#### Document section ####

South Korea covers 38,691 square miles of the Korean Peninsula.  Most of this area is mountainous and non-arable, although many broad coastal plains exist.  Seoul, our specific study area, is the state’s capital located in the northwest of South Korea, less than 30 miles from the Demilitarized Zone (DMZ) that separates the two states and is actually the most highly militarized DMZ in the world.  The city itself is 605.25 square kilometers. The Han River runs throughout the city bisecting the northern and southern areas.

These two cities are of comparable geography and climate yet entirely different in political ideology. While North Korea is a single party state with a centrally planned industrial economy, South Korea is a free market, democratic and capitalistic country.

Methods 

We plan on observing Seoul and Pyongyang with three comparative studies: urban quality of life, night light imagery, and thermal radiation expected from urban heat islands.

#### Dataset entries ####

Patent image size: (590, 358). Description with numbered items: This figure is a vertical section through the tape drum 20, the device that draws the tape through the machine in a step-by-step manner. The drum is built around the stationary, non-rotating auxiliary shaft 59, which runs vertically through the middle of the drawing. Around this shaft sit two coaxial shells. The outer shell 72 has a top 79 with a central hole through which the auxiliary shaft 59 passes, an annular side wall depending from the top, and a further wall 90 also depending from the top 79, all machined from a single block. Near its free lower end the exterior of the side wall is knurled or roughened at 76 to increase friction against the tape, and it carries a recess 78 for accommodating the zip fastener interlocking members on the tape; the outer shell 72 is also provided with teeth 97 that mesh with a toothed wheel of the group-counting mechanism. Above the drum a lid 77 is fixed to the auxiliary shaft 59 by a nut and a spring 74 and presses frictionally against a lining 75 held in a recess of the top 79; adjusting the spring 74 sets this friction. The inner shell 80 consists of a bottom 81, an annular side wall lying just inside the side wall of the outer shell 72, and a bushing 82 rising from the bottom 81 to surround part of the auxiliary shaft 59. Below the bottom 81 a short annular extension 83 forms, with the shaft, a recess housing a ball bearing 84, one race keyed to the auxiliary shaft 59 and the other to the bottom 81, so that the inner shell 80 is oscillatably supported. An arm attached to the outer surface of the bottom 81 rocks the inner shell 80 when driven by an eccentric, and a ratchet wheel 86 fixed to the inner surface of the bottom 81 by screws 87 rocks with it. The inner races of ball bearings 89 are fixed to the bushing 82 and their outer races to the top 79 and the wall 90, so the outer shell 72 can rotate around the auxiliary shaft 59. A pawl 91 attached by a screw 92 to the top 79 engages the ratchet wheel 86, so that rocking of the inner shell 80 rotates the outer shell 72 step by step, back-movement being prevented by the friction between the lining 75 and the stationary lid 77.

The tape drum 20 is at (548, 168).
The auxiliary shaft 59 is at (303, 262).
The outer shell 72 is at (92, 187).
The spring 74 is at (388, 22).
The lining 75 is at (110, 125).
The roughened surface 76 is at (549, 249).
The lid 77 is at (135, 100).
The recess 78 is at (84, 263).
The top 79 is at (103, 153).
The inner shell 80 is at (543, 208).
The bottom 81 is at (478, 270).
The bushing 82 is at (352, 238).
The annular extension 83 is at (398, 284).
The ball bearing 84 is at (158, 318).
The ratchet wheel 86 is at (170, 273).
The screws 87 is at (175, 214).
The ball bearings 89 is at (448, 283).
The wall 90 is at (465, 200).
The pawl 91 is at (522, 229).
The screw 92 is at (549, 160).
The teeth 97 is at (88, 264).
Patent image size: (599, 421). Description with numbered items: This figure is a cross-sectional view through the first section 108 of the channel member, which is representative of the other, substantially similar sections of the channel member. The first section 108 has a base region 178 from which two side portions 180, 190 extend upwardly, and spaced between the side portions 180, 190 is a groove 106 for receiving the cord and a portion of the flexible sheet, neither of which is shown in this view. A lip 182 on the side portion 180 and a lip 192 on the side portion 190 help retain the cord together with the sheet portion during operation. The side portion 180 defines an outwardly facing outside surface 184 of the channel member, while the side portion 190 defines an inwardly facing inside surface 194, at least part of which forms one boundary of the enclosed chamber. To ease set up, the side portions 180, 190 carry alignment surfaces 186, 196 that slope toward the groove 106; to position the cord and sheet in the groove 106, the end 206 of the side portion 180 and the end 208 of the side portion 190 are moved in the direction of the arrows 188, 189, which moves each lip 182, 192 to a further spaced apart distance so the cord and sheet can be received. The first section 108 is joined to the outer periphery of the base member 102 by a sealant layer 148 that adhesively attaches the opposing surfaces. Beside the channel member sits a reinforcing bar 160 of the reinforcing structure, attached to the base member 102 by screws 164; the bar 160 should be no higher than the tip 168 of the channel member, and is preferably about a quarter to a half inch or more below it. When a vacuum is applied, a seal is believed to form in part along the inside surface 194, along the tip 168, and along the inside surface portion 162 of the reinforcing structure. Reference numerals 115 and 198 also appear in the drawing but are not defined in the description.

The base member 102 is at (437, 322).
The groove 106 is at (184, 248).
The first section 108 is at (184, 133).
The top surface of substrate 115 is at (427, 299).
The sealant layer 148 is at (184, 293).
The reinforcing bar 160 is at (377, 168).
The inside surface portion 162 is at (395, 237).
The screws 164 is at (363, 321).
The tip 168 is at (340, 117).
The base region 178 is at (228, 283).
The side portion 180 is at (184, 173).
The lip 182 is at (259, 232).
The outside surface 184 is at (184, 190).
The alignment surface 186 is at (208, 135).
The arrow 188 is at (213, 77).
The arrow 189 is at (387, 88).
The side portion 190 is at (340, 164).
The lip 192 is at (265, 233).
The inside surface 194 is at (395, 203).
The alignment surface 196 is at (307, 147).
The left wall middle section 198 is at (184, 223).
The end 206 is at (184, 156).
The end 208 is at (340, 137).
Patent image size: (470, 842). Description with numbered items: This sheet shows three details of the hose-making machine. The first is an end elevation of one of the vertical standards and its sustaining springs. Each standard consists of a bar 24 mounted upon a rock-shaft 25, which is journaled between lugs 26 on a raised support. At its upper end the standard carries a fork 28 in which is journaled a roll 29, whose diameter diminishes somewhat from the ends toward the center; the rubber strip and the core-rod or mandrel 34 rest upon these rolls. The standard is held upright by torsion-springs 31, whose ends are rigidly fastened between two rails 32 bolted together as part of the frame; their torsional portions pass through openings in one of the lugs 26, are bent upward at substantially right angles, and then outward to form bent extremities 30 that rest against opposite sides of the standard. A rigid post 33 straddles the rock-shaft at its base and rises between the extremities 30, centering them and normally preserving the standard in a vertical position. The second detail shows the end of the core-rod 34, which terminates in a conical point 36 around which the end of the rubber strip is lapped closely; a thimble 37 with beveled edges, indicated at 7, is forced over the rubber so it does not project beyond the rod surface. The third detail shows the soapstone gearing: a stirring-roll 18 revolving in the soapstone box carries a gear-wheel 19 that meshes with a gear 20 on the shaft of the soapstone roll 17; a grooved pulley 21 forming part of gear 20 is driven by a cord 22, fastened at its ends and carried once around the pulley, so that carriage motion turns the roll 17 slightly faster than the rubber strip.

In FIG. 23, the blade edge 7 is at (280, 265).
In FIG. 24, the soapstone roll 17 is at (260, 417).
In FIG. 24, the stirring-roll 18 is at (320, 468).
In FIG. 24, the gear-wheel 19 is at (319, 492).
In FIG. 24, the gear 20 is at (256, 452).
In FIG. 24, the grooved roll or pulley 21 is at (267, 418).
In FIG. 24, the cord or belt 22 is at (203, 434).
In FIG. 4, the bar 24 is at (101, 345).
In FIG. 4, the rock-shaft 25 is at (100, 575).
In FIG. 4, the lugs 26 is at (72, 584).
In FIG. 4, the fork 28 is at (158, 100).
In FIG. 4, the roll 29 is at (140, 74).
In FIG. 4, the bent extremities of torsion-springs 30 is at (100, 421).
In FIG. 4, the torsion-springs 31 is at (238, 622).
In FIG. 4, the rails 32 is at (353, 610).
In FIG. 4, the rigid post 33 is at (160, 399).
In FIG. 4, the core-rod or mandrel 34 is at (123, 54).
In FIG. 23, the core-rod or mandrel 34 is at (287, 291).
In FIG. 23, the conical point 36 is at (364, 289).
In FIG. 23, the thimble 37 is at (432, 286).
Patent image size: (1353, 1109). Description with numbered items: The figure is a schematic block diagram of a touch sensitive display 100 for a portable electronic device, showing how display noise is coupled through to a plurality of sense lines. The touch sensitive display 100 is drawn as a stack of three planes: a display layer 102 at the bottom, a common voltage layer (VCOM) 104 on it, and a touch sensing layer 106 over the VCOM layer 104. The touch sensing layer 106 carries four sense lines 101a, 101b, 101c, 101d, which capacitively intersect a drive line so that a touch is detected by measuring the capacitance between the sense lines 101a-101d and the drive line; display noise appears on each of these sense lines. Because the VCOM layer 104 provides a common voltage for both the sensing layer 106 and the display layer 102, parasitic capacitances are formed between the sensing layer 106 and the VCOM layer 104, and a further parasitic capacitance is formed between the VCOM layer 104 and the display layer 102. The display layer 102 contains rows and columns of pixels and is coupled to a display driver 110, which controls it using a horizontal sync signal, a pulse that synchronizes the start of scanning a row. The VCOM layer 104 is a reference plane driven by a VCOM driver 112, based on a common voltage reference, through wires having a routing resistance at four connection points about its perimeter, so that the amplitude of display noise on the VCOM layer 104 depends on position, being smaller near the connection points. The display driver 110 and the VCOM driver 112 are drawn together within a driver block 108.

####

The problem:
Answer these questions from the passage on Seoul and Pyongyang:
(a) What is the area of the city of Seoul in square kilometers?
(b) Which river runs through Seoul and divides its northern and southern areas?
(c) What three comparative studies will be used to observe Seoul and Pyongyang?
Answer using only the passage on Seoul and Pyongyang, not the listing.

Full answer:
(a) 605.25 square kilometers
(b) The Han River
(c) Urban quality of life, night light imagery, and thermal radiation expected from urban heat islands